WORK TO BE COMPLETED >> Do not carry the pictures over; copy every other part of the entries exactly.

Figure collection entries:
* * *
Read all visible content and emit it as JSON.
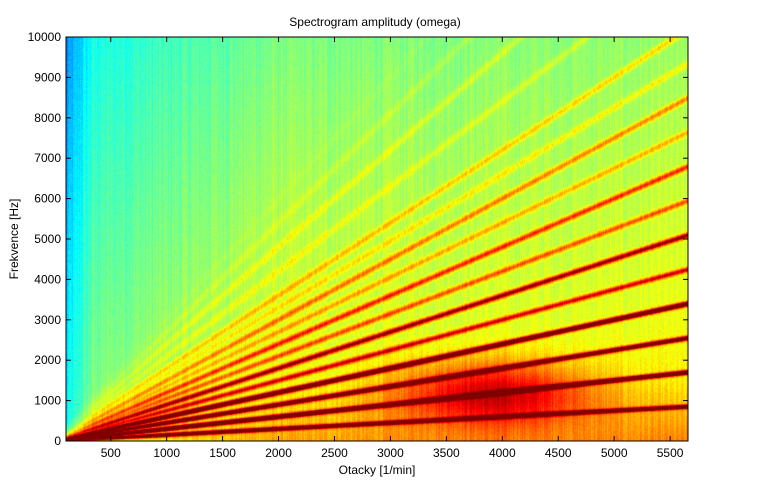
{
  "chart_data": {
    "type": "heatmap",
    "title": "Spectrogram amplitudy (omega)",
    "xlabel": "Otacky [1/min]",
    "ylabel": "Frekvence [Hz]",
    "xlim": [
      100,
      5660
    ],
    "ylim": [
      0,
      10000
    ],
    "xticks": [
      "500",
      "1000",
      "1500",
      "2000",
      "2500",
      "3000",
      "3500",
      "4000",
      "4500",
      "5000",
      "5500"
    ],
    "yticks": [
      "0",
      "1000",
      "2000",
      "3000",
      "4000",
      "5000",
      "6000",
      "7000",
      "8000",
      "9000",
      "10000"
    ],
    "colormap": "jet",
    "grid": false,
    "orders": [
      {
        "slope_hz_per_rpm": 0.15,
        "level": 0.9
      },
      {
        "slope_hz_per_rpm": 0.3,
        "level": 1.0
      },
      {
        "slope_hz_per_rpm": 0.45,
        "level": 0.88
      },
      {
        "slope_hz_per_rpm": 0.6,
        "level": 0.94
      },
      {
        "slope_hz_per_rpm": 0.75,
        "level": 0.7
      },
      {
        "slope_hz_per_rpm": 0.9,
        "level": 0.76
      },
      {
        "slope_hz_per_rpm": 1.05,
        "level": 0.62
      },
      {
        "slope_hz_per_rpm": 1.2,
        "level": 0.66
      },
      {
        "slope_hz_per_rpm": 1.35,
        "level": 0.56
      },
      {
        "slope_hz_per_rpm": 1.5,
        "level": 0.6
      },
      {
        "slope_hz_per_rpm": 1.65,
        "level": 0.52
      },
      {
        "slope_hz_per_rpm": 1.8,
        "level": 0.55
      },
      {
        "slope_hz_per_rpm": 2.1,
        "level": 0.5
      },
      {
        "slope_hz_per_rpm": 2.4,
        "level": 0.5
      },
      {
        "slope_hz_per_rpm": 2.7,
        "level": 0.48
      },
      {
        "slope_hz_per_rpm": 3.0,
        "level": 0.46
      }
    ],
    "hotspot": {
      "x": 3900,
      "y": 1200,
      "level": 0.85
    }
  }
}
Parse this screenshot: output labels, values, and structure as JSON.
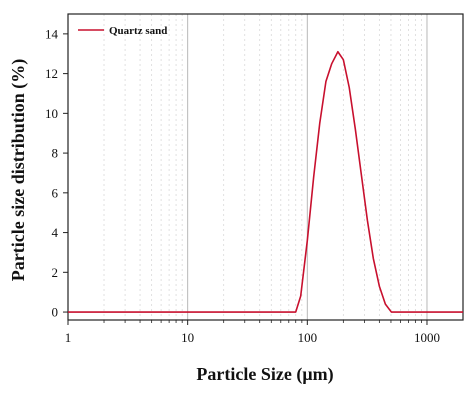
{
  "chart_data": {
    "type": "line",
    "xlabel": "Particle Size (μm)",
    "ylabel": "Particle size distribution (%)",
    "x_scale": "log",
    "xlim": [
      1,
      2000
    ],
    "ylim": [
      -0.4,
      15
    ],
    "grid": "vertical dashed minor gridlines",
    "legend_position": "top-left",
    "x_ticks": [
      {
        "value": 1,
        "label": "1"
      },
      {
        "value": 10,
        "label": "10"
      },
      {
        "value": 100,
        "label": "100"
      },
      {
        "value": 1000,
        "label": "1000"
      }
    ],
    "y_ticks": [
      {
        "value": 0,
        "label": "0"
      },
      {
        "value": 2,
        "label": "2"
      },
      {
        "value": 4,
        "label": "4"
      },
      {
        "value": 6,
        "label": "6"
      },
      {
        "value": 8,
        "label": "8"
      },
      {
        "value": 10,
        "label": "10"
      },
      {
        "value": 12,
        "label": "12"
      },
      {
        "value": 14,
        "label": "14"
      }
    ],
    "series": [
      {
        "name": "Quartz sand",
        "color": "#c8102e",
        "points": [
          [
            1,
            0
          ],
          [
            80,
            0
          ],
          [
            88,
            0.8
          ],
          [
            100,
            3.6
          ],
          [
            113,
            6.8
          ],
          [
            127,
            9.5
          ],
          [
            143,
            11.6
          ],
          [
            160,
            12.5
          ],
          [
            180,
            13.1
          ],
          [
            200,
            12.7
          ],
          [
            224,
            11.3
          ],
          [
            252,
            9.2
          ],
          [
            283,
            6.9
          ],
          [
            318,
            4.6
          ],
          [
            356,
            2.7
          ],
          [
            400,
            1.3
          ],
          [
            449,
            0.4
          ],
          [
            504,
            0
          ],
          [
            2000,
            0
          ]
        ]
      }
    ]
  }
}
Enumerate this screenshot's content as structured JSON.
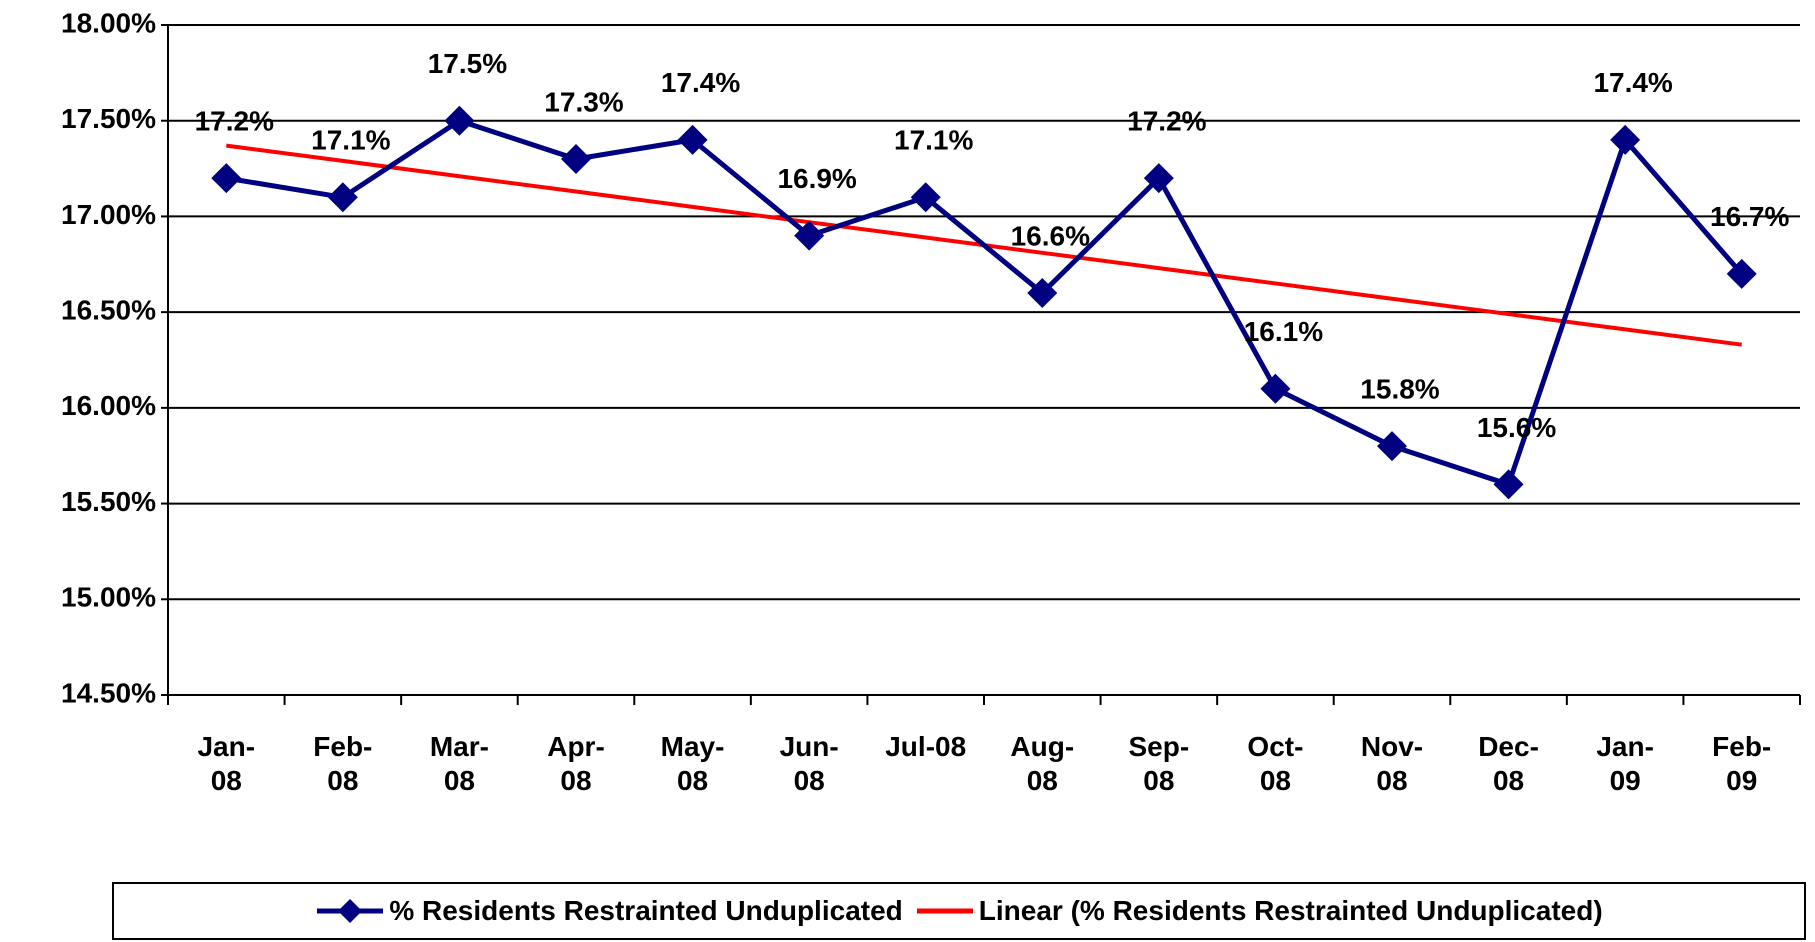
{
  "chart_data": {
    "type": "line",
    "categories": [
      "Jan-08",
      "Feb-08",
      "Mar-08",
      "Apr-08",
      "May-08",
      "Jun-08",
      "Jul-08",
      "Aug-08",
      "Sep-08",
      "Oct-08",
      "Nov-08",
      "Dec-08",
      "Jan-09",
      "Feb-09"
    ],
    "series": [
      {
        "name": "% Residents Restrainted Unduplicated",
        "color": "#000080",
        "values": [
          17.2,
          17.1,
          17.5,
          17.3,
          17.4,
          16.9,
          17.1,
          16.6,
          17.2,
          16.1,
          15.8,
          15.6,
          17.4,
          16.7
        ],
        "value_labels": [
          "17.2%",
          "17.1%",
          "17.5%",
          "17.3%",
          "17.4%",
          "16.9%",
          "17.1%",
          "16.6%",
          "17.2%",
          "16.1%",
          "15.8%",
          "15.6%",
          "17.4%",
          "16.7%"
        ]
      },
      {
        "name": "Linear (% Residents Restrainted Unduplicated)",
        "color": "#ff0000",
        "values": [
          17.37,
          17.29,
          17.21,
          17.13,
          17.05,
          16.97,
          16.89,
          16.81,
          16.73,
          16.65,
          16.57,
          16.49,
          16.41,
          16.33
        ]
      }
    ],
    "ylim": [
      14.5,
      18.0
    ],
    "yticks": [
      {
        "value": 14.5,
        "label": "14.50%"
      },
      {
        "value": 15.0,
        "label": "15.00%"
      },
      {
        "value": 15.5,
        "label": "15.50%"
      },
      {
        "value": 16.0,
        "label": "16.00%"
      },
      {
        "value": 16.5,
        "label": "16.50%"
      },
      {
        "value": 17.0,
        "label": "17.00%"
      },
      {
        "value": 17.5,
        "label": "17.50%"
      },
      {
        "value": 18.0,
        "label": "18.00%"
      }
    ],
    "grid": true,
    "legend": "bottom"
  }
}
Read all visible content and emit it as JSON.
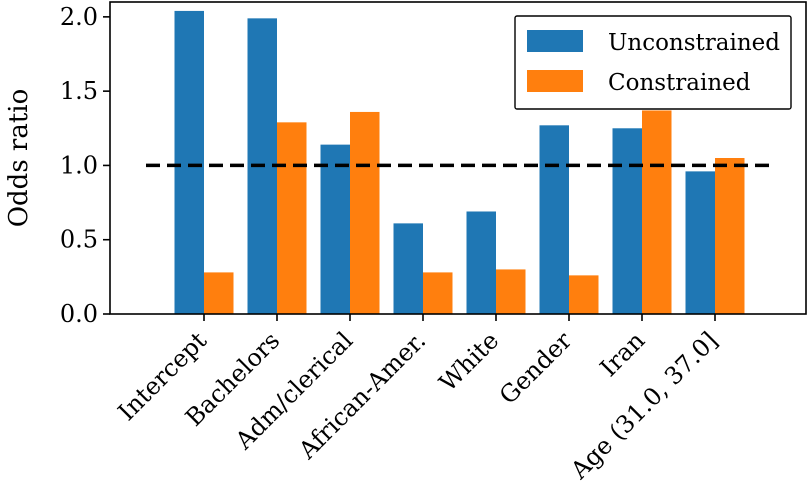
* * *
WRITTEN ANSWER >>
Read all visible content and emit it as JSON.
{
  "chart_data": {
    "type": "heatmap",
    "title": "Spectrogram amplitudy (omega)",
    "xlabel": "Otacky [1/min]",
    "ylabel": "Frekvence [Hz]",
    "xlim": [
      100,
      5660
    ],
    "ylim": [
      0,
      10000
    ],
    "xticks": [
      "500",
      "1000",
      "1500",
      "2000",
      "2500",
      "3000",
      "3500",
      "4000",
      "4500",
      "5000",
      "5500"
    ],
    "yticks": [
      "0",
      "1000",
      "2000",
      "3000",
      "4000",
      "5000",
      "6000",
      "7000",
      "8000",
      "9000",
      "10000"
    ],
    "colormap": "jet",
    "grid": false,
    "orders": [
      {
        "slope_hz_per_rpm": 0.15,
        "level": 0.9
      },
      {
        "slope_hz_per_rpm": 0.3,
        "level": 1.0
      },
      {
        "slope_hz_per_rpm": 0.45,
        "level": 0.88
      },
      {
        "slope_hz_per_rpm": 0.6,
        "level": 0.94
      },
      {
        "slope_hz_per_rpm": 0.75,
        "level": 0.7
      },
      {
        "slope_hz_per_rpm": 0.9,
        "level": 0.76
      },
      {
        "slope_hz_per_rpm": 1.05,
        "level": 0.62
      },
      {
        "slope_hz_per_rpm": 1.2,
        "level": 0.66
      },
      {
        "slope_hz_per_rpm": 1.35,
        "level": 0.56
      },
      {
        "slope_hz_per_rpm": 1.5,
        "level": 0.6
      },
      {
        "slope_hz_per_rpm": 1.65,
        "level": 0.52
      },
      {
        "slope_hz_per_rpm": 1.8,
        "level": 0.55
      },
      {
        "slope_hz_per_rpm": 2.1,
        "level": 0.5
      },
      {
        "slope_hz_per_rpm": 2.4,
        "level": 0.5
      },
      {
        "slope_hz_per_rpm": 2.7,
        "level": 0.48
      },
      {
        "slope_hz_per_rpm": 3.0,
        "level": 0.46
      }
    ],
    "hotspot": {
      "x": 3900,
      "y": 1200,
      "level": 0.85
    }
  }
}
Parse this screenshot: output labels, values, and structure as JSON.
{
  "chart_data": {
    "type": "line",
    "xlabel": "Particle Size (μm)",
    "ylabel": "Particle size distribution (%)",
    "x_scale": "log",
    "xlim": [
      1,
      2000
    ],
    "ylim": [
      -0.4,
      15
    ],
    "grid": "vertical dashed minor gridlines",
    "legend_position": "top-left",
    "x_ticks": [
      {
        "value": 1,
        "label": "1"
      },
      {
        "value": 10,
        "label": "10"
      },
      {
        "value": 100,
        "label": "100"
      },
      {
        "value": 1000,
        "label": "1000"
      }
    ],
    "y_ticks": [
      {
        "value": 0,
        "label": "0"
      },
      {
        "value": 2,
        "label": "2"
      },
      {
        "value": 4,
        "label": "4"
      },
      {
        "value": 6,
        "label": "6"
      },
      {
        "value": 8,
        "label": "8"
      },
      {
        "value": 10,
        "label": "10"
      },
      {
        "value": 12,
        "label": "12"
      },
      {
        "value": 14,
        "label": "14"
      }
    ],
    "series": [
      {
        "name": "Quartz sand",
        "color": "#c8102e",
        "points": [
          [
            1,
            0
          ],
          [
            80,
            0
          ],
          [
            88,
            0.8
          ],
          [
            100,
            3.6
          ],
          [
            113,
            6.8
          ],
          [
            127,
            9.5
          ],
          [
            143,
            11.6
          ],
          [
            160,
            12.5
          ],
          [
            180,
            13.1
          ],
          [
            200,
            12.7
          ],
          [
            224,
            11.3
          ],
          [
            252,
            9.2
          ],
          [
            283,
            6.9
          ],
          [
            318,
            4.6
          ],
          [
            356,
            2.7
          ],
          [
            400,
            1.3
          ],
          [
            449,
            0.4
          ],
          [
            504,
            0
          ],
          [
            2000,
            0
          ]
        ]
      }
    ]
  }
}
Enumerate this screenshot's content as structured JSON.
{
  "chart_data": {
    "type": "line",
    "categories": [
      "Jan-08",
      "Feb-08",
      "Mar-08",
      "Apr-08",
      "May-08",
      "Jun-08",
      "Jul-08",
      "Aug-08",
      "Sep-08",
      "Oct-08",
      "Nov-08",
      "Dec-08",
      "Jan-09",
      "Feb-09"
    ],
    "series": [
      {
        "name": "% Residents Restrainted Unduplicated",
        "color": "#000080",
        "values": [
          17.2,
          17.1,
          17.5,
          17.3,
          17.4,
          16.9,
          17.1,
          16.6,
          17.2,
          16.1,
          15.8,
          15.6,
          17.4,
          16.7
        ],
        "value_labels": [
          "17.2%",
          "17.1%",
          "17.5%",
          "17.3%",
          "17.4%",
          "16.9%",
          "17.1%",
          "16.6%",
          "17.2%",
          "16.1%",
          "15.8%",
          "15.6%",
          "17.4%",
          "16.7%"
        ]
      },
      {
        "name": "Linear (% Residents Restrainted Unduplicated)",
        "color": "#ff0000",
        "values": [
          17.37,
          17.29,
          17.21,
          17.13,
          17.05,
          16.97,
          16.89,
          16.81,
          16.73,
          16.65,
          16.57,
          16.49,
          16.41,
          16.33
        ]
      }
    ],
    "ylim": [
      14.5,
      18.0
    ],
    "yticks": [
      {
        "value": 14.5,
        "label": "14.50%"
      },
      {
        "value": 15.0,
        "label": "15.00%"
      },
      {
        "value": 15.5,
        "label": "15.50%"
      },
      {
        "value": 16.0,
        "label": "16.00%"
      },
      {
        "value": 16.5,
        "label": "16.50%"
      },
      {
        "value": 17.0,
        "label": "17.00%"
      },
      {
        "value": 17.5,
        "label": "17.50%"
      },
      {
        "value": 18.0,
        "label": "18.00%"
      }
    ],
    "grid": true,
    "legend": "bottom"
  }
}
Read all visible content and emit it as JSON.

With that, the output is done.